▸ Task goal:
Sort through the entries below and pull out lines containing the word "KHÔNG".
----
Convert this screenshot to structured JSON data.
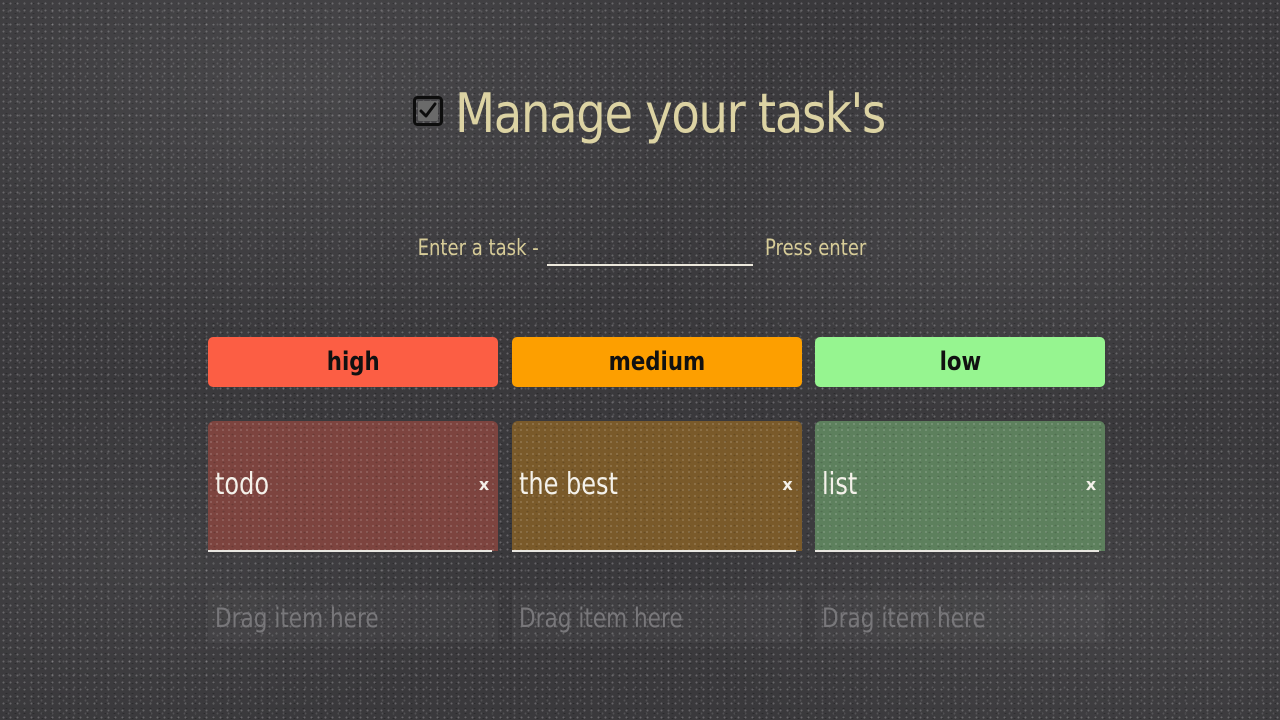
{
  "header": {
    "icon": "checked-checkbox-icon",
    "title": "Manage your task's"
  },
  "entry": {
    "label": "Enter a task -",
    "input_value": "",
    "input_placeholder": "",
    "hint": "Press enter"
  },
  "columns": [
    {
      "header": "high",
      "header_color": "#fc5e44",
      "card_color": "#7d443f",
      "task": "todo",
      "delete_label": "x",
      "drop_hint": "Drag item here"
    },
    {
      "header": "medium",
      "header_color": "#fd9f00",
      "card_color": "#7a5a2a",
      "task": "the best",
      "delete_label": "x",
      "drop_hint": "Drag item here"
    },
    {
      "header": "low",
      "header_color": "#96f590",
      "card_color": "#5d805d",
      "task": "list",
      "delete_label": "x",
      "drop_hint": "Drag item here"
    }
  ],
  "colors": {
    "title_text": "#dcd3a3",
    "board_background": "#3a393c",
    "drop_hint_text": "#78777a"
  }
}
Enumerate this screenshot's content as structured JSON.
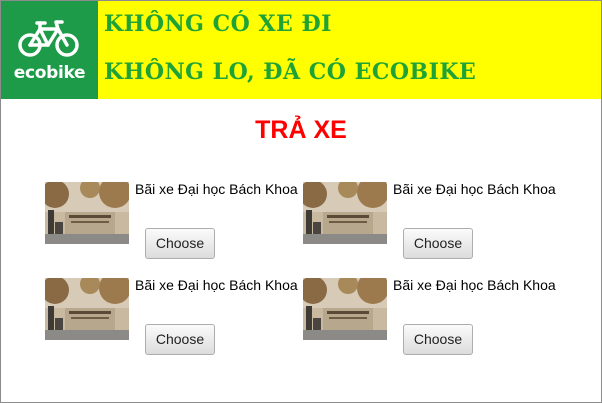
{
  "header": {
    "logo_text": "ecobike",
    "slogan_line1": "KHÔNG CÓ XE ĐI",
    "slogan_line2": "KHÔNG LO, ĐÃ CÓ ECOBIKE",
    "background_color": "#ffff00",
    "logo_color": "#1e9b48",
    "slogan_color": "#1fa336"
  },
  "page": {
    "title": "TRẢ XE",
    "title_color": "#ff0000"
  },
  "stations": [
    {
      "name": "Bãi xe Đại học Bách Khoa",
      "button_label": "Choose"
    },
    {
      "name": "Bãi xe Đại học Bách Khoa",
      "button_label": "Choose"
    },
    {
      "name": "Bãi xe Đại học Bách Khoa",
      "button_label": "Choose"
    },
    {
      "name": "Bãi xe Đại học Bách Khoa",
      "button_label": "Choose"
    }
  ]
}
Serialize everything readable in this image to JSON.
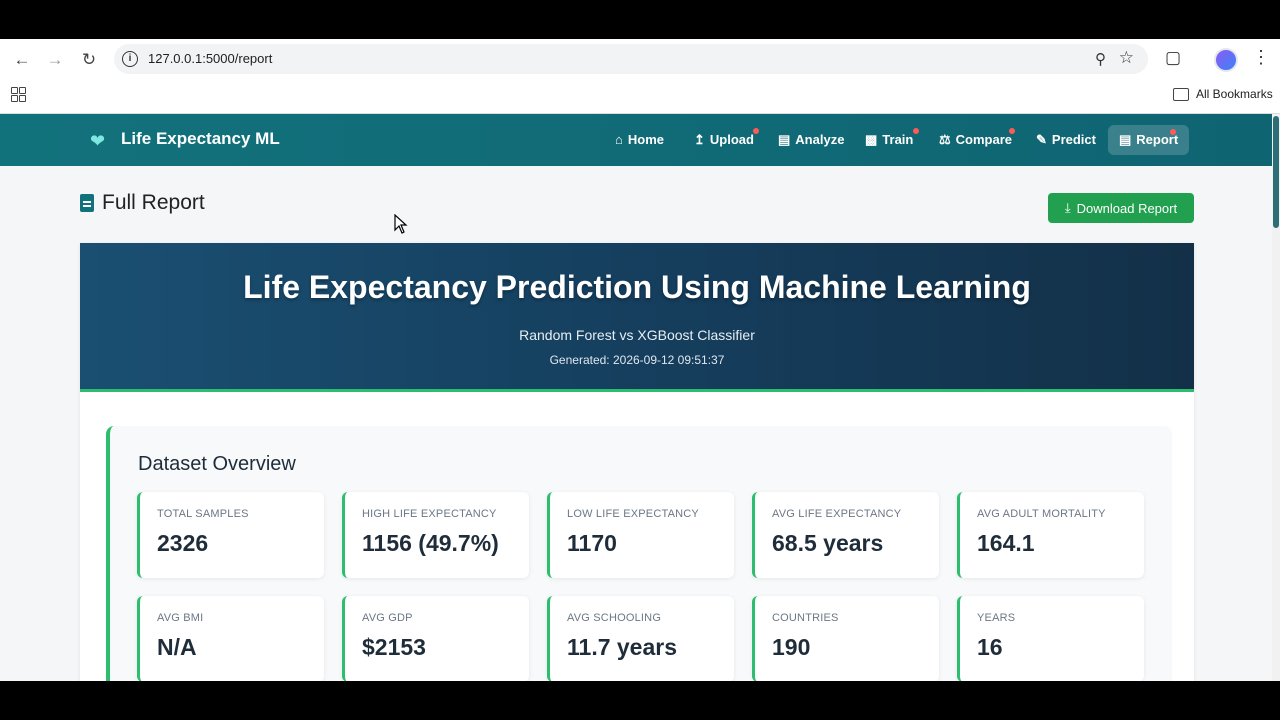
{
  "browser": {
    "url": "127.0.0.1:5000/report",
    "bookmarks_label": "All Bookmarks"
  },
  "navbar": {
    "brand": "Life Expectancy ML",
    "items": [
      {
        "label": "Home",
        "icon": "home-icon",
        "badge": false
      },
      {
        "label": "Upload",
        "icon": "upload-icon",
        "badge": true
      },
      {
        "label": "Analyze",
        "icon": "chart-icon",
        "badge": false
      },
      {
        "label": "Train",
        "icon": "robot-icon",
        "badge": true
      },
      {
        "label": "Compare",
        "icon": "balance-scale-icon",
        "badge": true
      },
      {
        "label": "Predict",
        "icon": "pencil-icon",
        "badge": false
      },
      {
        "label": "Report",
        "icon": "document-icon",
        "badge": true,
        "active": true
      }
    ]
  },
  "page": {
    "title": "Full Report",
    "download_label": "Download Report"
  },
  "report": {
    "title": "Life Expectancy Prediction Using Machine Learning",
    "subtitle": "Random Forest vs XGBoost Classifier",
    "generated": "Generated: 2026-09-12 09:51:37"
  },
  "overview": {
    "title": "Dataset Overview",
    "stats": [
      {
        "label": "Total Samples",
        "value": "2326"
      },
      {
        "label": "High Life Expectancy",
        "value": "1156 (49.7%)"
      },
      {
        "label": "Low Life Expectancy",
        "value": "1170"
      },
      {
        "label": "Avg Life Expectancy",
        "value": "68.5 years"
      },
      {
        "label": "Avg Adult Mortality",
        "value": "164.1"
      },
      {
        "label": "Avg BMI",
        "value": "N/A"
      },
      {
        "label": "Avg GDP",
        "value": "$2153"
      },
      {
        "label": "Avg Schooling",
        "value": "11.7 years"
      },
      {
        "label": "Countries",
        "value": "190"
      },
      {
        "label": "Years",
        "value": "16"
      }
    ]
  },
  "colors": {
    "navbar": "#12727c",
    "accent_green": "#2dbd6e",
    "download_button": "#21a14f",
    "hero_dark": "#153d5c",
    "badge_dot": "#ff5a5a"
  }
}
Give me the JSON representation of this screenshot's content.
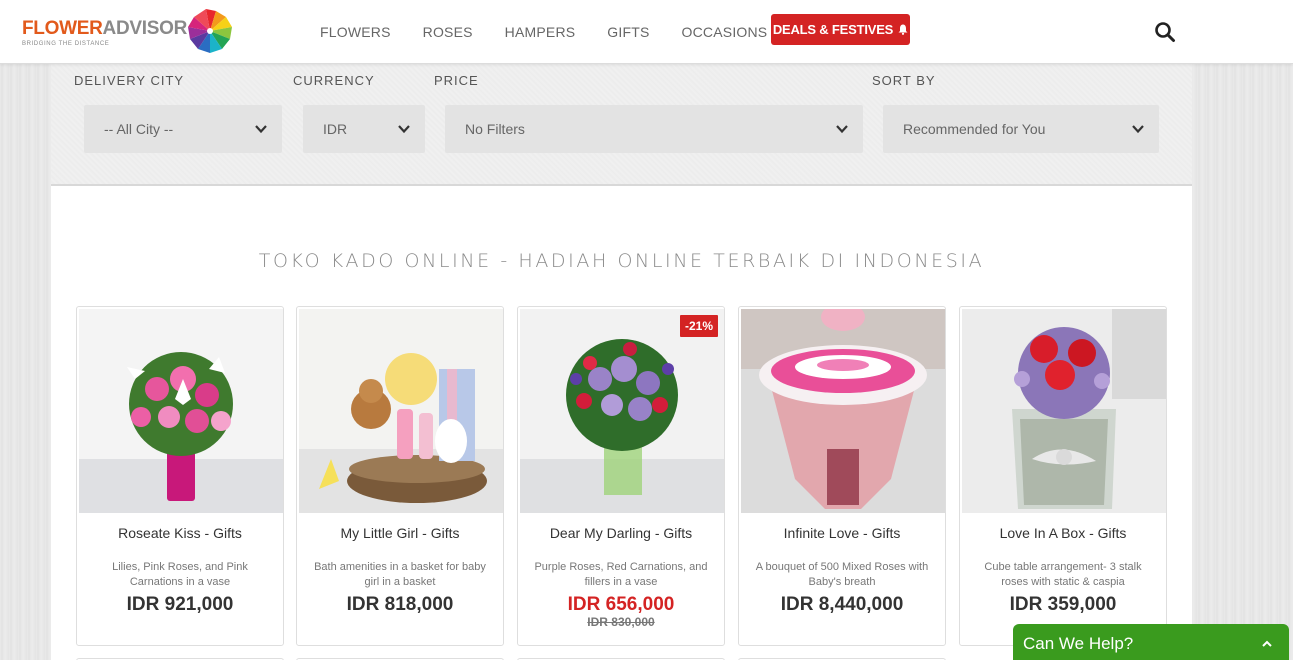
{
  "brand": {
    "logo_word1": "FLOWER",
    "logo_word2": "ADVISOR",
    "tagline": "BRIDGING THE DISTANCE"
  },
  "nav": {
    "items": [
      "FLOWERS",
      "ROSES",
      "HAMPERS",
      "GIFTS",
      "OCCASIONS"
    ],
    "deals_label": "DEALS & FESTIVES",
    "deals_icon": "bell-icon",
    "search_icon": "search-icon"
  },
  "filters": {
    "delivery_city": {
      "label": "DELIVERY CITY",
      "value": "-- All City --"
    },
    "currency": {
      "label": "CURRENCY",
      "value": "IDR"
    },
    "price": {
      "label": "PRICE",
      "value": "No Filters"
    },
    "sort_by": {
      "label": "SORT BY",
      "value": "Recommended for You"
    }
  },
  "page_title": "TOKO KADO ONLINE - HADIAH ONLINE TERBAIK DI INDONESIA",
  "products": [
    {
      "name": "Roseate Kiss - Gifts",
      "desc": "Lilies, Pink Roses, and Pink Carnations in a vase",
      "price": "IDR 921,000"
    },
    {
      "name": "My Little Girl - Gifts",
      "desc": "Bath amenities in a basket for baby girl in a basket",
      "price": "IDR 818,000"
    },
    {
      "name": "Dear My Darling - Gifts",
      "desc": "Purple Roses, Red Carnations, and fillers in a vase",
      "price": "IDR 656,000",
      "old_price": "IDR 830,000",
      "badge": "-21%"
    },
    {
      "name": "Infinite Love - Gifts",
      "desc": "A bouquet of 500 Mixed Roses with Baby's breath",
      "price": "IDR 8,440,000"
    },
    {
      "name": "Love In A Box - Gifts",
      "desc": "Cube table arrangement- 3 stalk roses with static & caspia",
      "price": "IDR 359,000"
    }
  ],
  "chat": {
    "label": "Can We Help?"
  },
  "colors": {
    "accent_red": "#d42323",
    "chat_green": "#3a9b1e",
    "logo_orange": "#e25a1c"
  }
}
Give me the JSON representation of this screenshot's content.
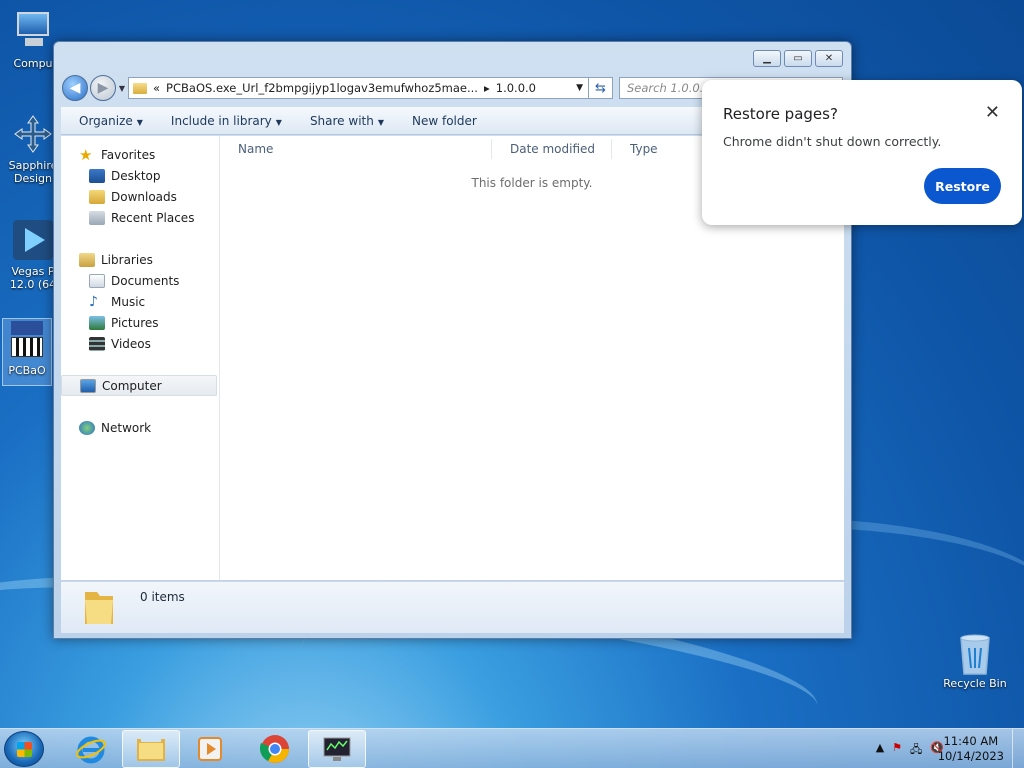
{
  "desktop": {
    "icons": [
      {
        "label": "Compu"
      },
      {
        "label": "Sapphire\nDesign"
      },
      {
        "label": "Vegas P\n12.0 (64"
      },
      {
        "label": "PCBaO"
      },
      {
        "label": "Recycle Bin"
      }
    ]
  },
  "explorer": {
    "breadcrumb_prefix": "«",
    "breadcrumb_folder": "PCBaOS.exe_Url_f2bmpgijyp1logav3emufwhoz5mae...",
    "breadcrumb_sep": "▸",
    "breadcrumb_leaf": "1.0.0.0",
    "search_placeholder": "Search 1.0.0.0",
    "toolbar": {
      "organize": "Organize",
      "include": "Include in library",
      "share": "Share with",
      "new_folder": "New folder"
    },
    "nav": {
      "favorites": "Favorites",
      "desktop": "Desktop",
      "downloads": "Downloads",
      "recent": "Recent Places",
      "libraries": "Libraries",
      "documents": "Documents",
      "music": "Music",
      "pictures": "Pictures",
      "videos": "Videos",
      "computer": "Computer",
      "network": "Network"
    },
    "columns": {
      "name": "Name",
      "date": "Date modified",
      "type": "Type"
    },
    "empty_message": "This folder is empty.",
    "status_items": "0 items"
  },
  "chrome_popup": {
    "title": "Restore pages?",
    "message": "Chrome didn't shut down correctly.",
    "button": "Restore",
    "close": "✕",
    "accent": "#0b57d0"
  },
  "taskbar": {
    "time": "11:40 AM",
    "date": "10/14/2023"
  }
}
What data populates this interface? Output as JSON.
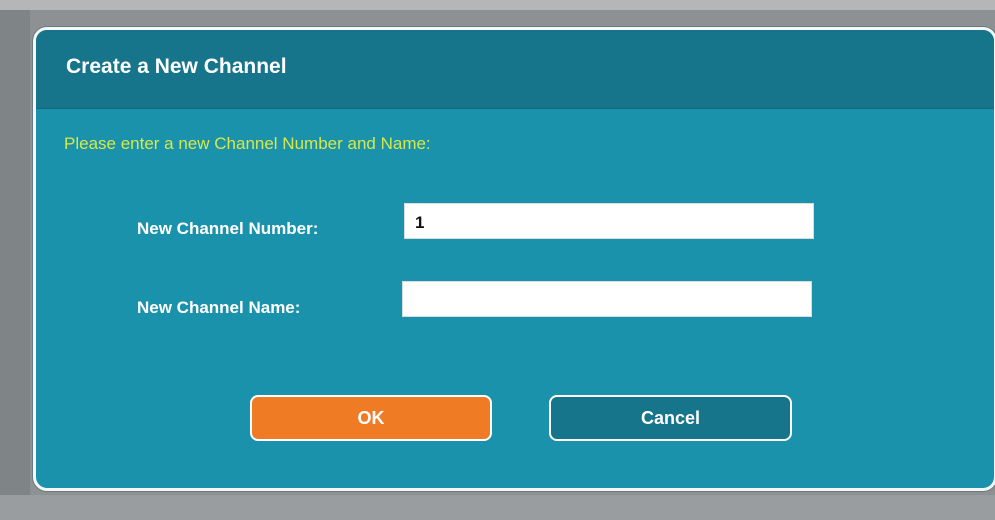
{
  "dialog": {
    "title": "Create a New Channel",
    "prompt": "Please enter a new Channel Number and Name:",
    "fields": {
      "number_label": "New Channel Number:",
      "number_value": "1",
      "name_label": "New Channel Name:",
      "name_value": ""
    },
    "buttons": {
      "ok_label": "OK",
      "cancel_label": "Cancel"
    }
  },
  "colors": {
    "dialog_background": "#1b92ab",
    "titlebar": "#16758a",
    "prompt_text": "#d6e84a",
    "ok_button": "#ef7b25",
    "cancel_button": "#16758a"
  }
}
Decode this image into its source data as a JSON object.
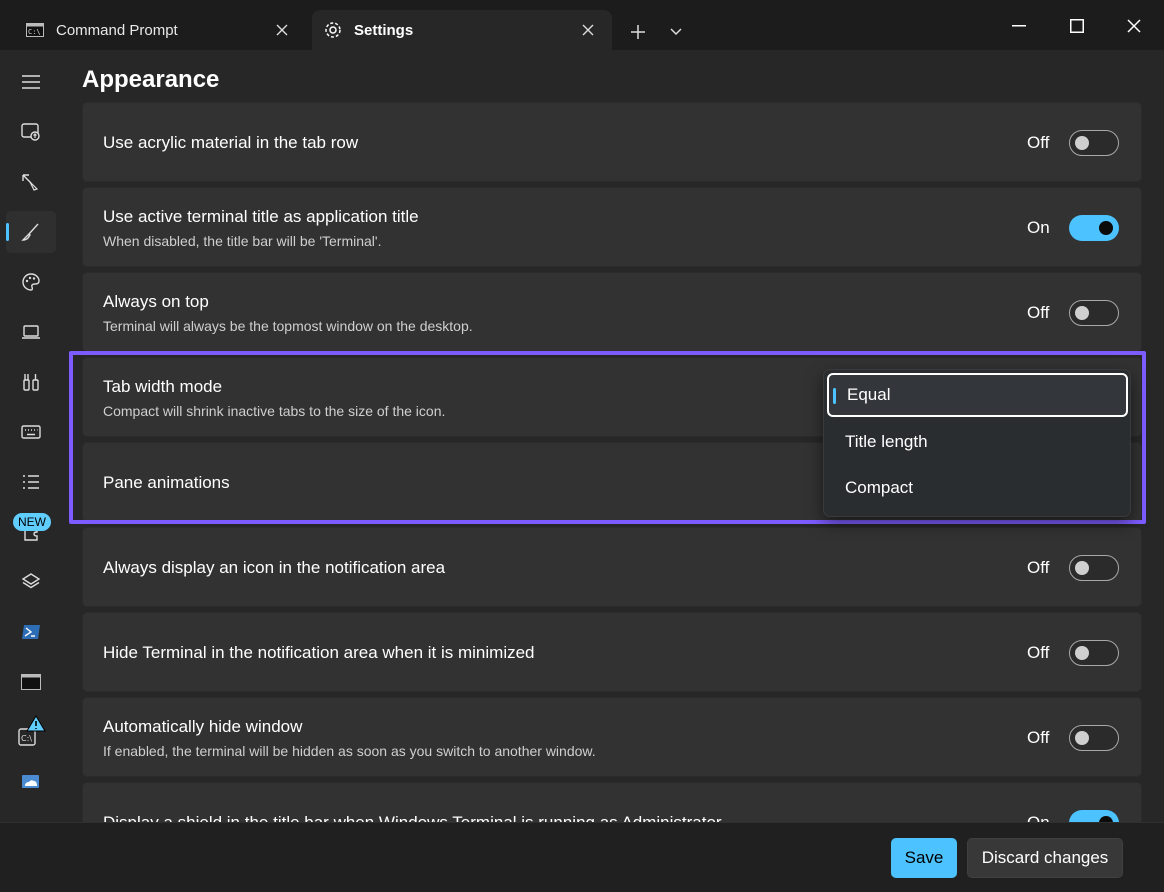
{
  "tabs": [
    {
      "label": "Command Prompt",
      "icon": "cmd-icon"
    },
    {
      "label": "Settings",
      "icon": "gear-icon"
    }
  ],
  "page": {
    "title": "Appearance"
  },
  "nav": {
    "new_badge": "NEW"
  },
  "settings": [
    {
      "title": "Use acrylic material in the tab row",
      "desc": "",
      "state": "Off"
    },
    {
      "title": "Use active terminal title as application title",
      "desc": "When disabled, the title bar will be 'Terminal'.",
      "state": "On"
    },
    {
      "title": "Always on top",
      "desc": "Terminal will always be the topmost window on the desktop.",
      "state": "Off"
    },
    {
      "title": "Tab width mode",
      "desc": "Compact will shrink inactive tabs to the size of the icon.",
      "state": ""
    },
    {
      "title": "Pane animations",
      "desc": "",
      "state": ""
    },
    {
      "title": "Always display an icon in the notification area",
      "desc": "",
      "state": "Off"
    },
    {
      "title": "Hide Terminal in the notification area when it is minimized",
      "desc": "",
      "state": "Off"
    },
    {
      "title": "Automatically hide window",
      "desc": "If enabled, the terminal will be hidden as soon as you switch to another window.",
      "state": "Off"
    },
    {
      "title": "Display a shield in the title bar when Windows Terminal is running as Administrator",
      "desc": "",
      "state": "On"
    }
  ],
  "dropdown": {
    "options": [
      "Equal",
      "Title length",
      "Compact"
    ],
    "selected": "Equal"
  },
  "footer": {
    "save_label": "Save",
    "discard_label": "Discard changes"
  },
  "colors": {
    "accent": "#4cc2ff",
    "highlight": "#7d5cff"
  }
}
----
▸ Final answer:
    "slogan_line1": "KHÔNG CÓ XE ĐI",
    "slogan_line2": "KHÔNG LO, ĐÃ CÓ ECOBIKE",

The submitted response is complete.